Print the entries below word for word; the pictures stay out of your copy.

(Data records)
*-*-*

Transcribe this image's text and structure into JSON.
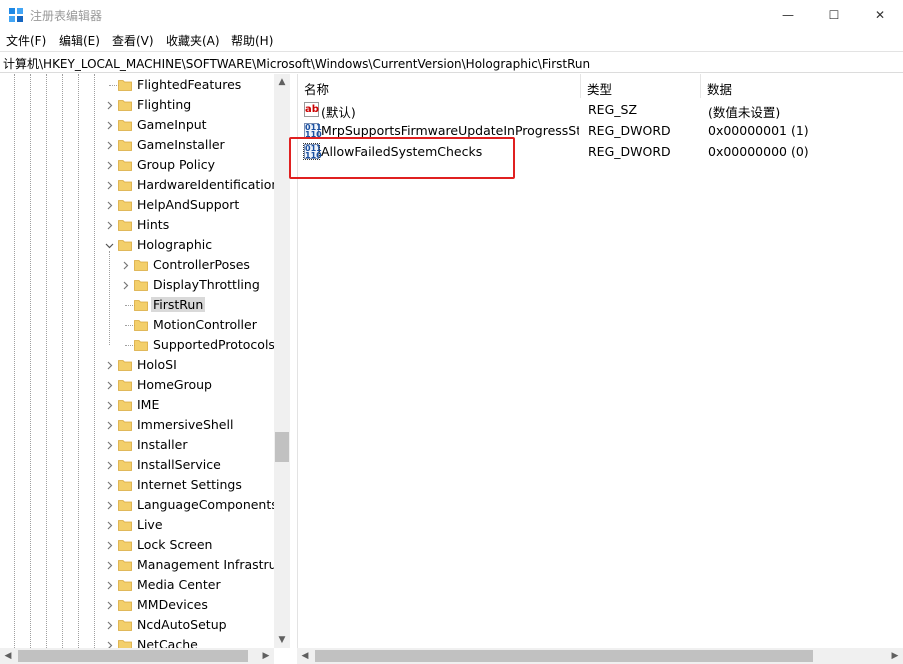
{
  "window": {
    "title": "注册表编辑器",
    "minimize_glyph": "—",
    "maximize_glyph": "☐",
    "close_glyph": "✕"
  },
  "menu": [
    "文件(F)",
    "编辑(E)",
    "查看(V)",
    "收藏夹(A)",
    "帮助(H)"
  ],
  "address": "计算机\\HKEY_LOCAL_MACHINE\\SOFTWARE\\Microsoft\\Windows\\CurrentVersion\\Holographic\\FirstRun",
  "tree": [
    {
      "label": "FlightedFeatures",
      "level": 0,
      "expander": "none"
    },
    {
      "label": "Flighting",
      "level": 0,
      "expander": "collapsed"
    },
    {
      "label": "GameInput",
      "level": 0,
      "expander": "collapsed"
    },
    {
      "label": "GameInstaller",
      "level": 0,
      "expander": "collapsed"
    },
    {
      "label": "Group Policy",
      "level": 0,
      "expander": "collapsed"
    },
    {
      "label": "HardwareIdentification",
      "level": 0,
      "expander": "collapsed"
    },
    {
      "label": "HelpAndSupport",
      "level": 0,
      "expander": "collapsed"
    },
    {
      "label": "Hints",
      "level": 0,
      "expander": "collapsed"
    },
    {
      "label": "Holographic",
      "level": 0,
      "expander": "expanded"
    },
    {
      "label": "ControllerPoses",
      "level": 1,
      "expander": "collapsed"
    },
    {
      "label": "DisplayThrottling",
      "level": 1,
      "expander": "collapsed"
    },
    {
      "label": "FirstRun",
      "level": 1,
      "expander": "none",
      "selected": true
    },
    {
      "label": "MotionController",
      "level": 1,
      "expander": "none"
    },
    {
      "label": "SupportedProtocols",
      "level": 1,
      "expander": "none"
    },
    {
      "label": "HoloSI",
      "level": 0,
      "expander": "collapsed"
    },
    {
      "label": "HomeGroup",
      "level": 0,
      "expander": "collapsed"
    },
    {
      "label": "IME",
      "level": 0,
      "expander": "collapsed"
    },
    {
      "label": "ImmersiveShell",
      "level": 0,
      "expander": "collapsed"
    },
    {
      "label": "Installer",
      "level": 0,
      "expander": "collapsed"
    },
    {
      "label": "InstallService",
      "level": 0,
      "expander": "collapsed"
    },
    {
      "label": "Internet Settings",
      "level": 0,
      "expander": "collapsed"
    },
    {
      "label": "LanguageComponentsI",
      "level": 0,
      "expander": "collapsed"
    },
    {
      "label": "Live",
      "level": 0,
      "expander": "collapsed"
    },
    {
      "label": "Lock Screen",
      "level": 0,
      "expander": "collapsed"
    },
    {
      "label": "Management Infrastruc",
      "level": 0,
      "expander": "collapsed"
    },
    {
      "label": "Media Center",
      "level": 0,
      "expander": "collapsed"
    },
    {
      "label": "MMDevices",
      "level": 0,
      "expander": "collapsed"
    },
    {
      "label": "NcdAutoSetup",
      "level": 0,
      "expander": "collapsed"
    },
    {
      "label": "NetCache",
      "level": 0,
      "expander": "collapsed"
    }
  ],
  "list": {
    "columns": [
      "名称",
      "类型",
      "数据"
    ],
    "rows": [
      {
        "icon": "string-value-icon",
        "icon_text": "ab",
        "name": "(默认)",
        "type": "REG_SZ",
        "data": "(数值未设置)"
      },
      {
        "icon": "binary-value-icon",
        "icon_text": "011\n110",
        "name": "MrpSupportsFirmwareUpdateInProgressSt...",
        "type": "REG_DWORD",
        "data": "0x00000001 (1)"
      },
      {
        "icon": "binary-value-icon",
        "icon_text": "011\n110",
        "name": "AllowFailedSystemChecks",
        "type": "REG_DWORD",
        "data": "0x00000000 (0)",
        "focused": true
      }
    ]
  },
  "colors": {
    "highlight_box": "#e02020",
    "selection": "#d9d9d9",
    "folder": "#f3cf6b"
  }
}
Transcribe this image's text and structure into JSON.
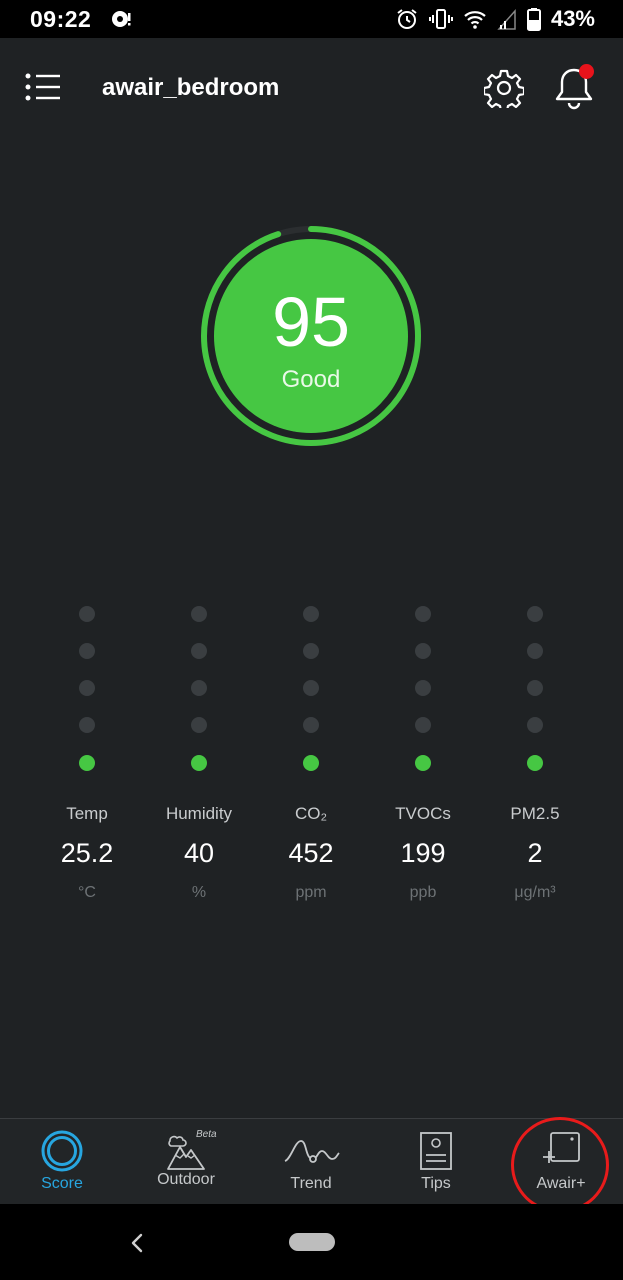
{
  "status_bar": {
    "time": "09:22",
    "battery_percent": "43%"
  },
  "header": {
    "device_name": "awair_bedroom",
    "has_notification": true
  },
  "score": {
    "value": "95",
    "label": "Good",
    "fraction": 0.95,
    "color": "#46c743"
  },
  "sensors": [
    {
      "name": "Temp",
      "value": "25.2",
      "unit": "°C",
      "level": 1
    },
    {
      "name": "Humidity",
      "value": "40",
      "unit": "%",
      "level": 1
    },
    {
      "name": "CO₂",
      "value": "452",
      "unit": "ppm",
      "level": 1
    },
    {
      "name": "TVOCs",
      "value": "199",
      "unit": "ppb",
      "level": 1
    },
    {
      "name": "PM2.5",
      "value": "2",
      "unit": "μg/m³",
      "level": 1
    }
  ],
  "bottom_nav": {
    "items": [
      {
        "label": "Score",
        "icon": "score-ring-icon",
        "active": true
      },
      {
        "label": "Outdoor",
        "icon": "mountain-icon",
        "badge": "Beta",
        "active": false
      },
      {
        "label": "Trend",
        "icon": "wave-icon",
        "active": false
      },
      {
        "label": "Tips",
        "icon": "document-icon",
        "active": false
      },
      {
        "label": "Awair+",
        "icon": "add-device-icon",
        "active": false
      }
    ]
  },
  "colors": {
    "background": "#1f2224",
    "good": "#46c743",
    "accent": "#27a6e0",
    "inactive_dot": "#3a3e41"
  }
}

*-*-*

**Exercise solution**
Transcribe this image's text and structure into JSON.
{
  "window": {
    "title": "注册表编辑器",
    "minimize_glyph": "—",
    "maximize_glyph": "☐",
    "close_glyph": "✕"
  },
  "menu": [
    "文件(F)",
    "编辑(E)",
    "查看(V)",
    "收藏夹(A)",
    "帮助(H)"
  ],
  "address": "计算机\\HKEY_LOCAL_MACHINE\\SOFTWARE\\Microsoft\\Windows\\CurrentVersion\\Holographic\\FirstRun",
  "tree": [
    {
      "label": "FlightedFeatures",
      "level": 0,
      "expander": "none"
    },
    {
      "label": "Flighting",
      "level": 0,
      "expander": "collapsed"
    },
    {
      "label": "GameInput",
      "level": 0,
      "expander": "collapsed"
    },
    {
      "label": "GameInstaller",
      "level": 0,
      "expander": "collapsed"
    },
    {
      "label": "Group Policy",
      "level": 0,
      "expander": "collapsed"
    },
    {
      "label": "HardwareIdentification",
      "level": 0,
      "expander": "collapsed"
    },
    {
      "label": "HelpAndSupport",
      "level": 0,
      "expander": "collapsed"
    },
    {
      "label": "Hints",
      "level": 0,
      "expander": "collapsed"
    },
    {
      "label": "Holographic",
      "level": 0,
      "expander": "expanded"
    },
    {
      "label": "ControllerPoses",
      "level": 1,
      "expander": "collapsed"
    },
    {
      "label": "DisplayThrottling",
      "level": 1,
      "expander": "collapsed"
    },
    {
      "label": "FirstRun",
      "level": 1,
      "expander": "none",
      "selected": true
    },
    {
      "label": "MotionController",
      "level": 1,
      "expander": "none"
    },
    {
      "label": "SupportedProtocols",
      "level": 1,
      "expander": "none"
    },
    {
      "label": "HoloSI",
      "level": 0,
      "expander": "collapsed"
    },
    {
      "label": "HomeGroup",
      "level": 0,
      "expander": "collapsed"
    },
    {
      "label": "IME",
      "level": 0,
      "expander": "collapsed"
    },
    {
      "label": "ImmersiveShell",
      "level": 0,
      "expander": "collapsed"
    },
    {
      "label": "Installer",
      "level": 0,
      "expander": "collapsed"
    },
    {
      "label": "InstallService",
      "level": 0,
      "expander": "collapsed"
    },
    {
      "label": "Internet Settings",
      "level": 0,
      "expander": "collapsed"
    },
    {
      "label": "LanguageComponentsI",
      "level": 0,
      "expander": "collapsed"
    },
    {
      "label": "Live",
      "level": 0,
      "expander": "collapsed"
    },
    {
      "label": "Lock Screen",
      "level": 0,
      "expander": "collapsed"
    },
    {
      "label": "Management Infrastruc",
      "level": 0,
      "expander": "collapsed"
    },
    {
      "label": "Media Center",
      "level": 0,
      "expander": "collapsed"
    },
    {
      "label": "MMDevices",
      "level": 0,
      "expander": "collapsed"
    },
    {
      "label": "NcdAutoSetup",
      "level": 0,
      "expander": "collapsed"
    },
    {
      "label": "NetCache",
      "level": 0,
      "expander": "collapsed"
    }
  ],
  "list": {
    "columns": [
      "名称",
      "类型",
      "数据"
    ],
    "rows": [
      {
        "icon": "string-value-icon",
        "icon_text": "ab",
        "name": "(默认)",
        "type": "REG_SZ",
        "data": "(数值未设置)"
      },
      {
        "icon": "binary-value-icon",
        "icon_text": "011\n110",
        "name": "MrpSupportsFirmwareUpdateInProgressSt...",
        "type": "REG_DWORD",
        "data": "0x00000001 (1)"
      },
      {
        "icon": "binary-value-icon",
        "icon_text": "011\n110",
        "name": "AllowFailedSystemChecks",
        "type": "REG_DWORD",
        "data": "0x00000000 (0)",
        "focused": true
      }
    ]
  },
  "colors": {
    "highlight_box": "#e02020",
    "selection": "#d9d9d9",
    "folder": "#f3cf6b"
  }
}
Transcribe this image's text and structure into JSON.
{
  "status_bar": {
    "time": "09:22",
    "battery_percent": "43%"
  },
  "header": {
    "device_name": "awair_bedroom",
    "has_notification": true
  },
  "score": {
    "value": "95",
    "label": "Good",
    "fraction": 0.95,
    "color": "#46c743"
  },
  "sensors": [
    {
      "name": "Temp",
      "value": "25.2",
      "unit": "°C",
      "level": 1
    },
    {
      "name": "Humidity",
      "value": "40",
      "unit": "%",
      "level": 1
    },
    {
      "name": "CO₂",
      "value": "452",
      "unit": "ppm",
      "level": 1
    },
    {
      "name": "TVOCs",
      "value": "199",
      "unit": "ppb",
      "level": 1
    },
    {
      "name": "PM2.5",
      "value": "2",
      "unit": "μg/m³",
      "level": 1
    }
  ],
  "bottom_nav": {
    "items": [
      {
        "label": "Score",
        "icon": "score-ring-icon",
        "active": true
      },
      {
        "label": "Outdoor",
        "icon": "mountain-icon",
        "badge": "Beta",
        "active": false
      },
      {
        "label": "Trend",
        "icon": "wave-icon",
        "active": false
      },
      {
        "label": "Tips",
        "icon": "document-icon",
        "active": false
      },
      {
        "label": "Awair+",
        "icon": "add-device-icon",
        "active": false
      }
    ]
  },
  "colors": {
    "background": "#1f2224",
    "good": "#46c743",
    "accent": "#27a6e0",
    "inactive_dot": "#3a3e41"
  }
}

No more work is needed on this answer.